Locate the lines that hold the string "Certified". Copy every such line.

» **Dataset excerpt**:
▬▬▬
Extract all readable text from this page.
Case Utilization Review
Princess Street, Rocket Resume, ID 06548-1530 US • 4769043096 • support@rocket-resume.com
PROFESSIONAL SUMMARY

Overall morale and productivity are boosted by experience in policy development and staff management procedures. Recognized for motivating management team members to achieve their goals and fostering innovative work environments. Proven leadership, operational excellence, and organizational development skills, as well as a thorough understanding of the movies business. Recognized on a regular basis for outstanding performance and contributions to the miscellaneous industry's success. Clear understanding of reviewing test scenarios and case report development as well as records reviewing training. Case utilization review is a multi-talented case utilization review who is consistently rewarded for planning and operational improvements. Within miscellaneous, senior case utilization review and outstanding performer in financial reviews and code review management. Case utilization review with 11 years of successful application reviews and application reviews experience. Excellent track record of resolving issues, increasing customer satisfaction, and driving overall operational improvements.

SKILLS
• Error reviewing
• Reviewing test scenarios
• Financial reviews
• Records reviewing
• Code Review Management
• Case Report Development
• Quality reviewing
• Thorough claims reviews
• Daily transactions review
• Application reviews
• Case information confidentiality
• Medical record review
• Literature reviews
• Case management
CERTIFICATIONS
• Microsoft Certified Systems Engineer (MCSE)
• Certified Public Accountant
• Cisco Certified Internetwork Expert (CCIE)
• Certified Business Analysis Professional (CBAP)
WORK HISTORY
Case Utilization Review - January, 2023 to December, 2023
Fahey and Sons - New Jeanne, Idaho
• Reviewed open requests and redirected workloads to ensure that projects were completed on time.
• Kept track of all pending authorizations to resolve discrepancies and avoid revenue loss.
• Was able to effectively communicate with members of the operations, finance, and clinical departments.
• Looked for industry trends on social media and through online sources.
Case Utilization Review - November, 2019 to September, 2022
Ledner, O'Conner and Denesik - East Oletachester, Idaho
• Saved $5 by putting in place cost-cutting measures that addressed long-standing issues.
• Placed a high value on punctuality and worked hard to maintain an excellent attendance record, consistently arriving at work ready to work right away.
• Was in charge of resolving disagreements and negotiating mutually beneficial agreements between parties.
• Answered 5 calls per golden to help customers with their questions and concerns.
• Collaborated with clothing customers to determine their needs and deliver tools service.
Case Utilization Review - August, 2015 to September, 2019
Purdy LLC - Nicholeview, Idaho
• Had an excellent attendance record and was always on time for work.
▬▬▬
» **WRITTEN ANSWER**:
• Microsoft Certified Systems Engineer (MCSE)
• Certified Public Accountant
• Cisco Certified Internetwork Expert (CCIE)
• Certified Business Analysis Professional (CBAP)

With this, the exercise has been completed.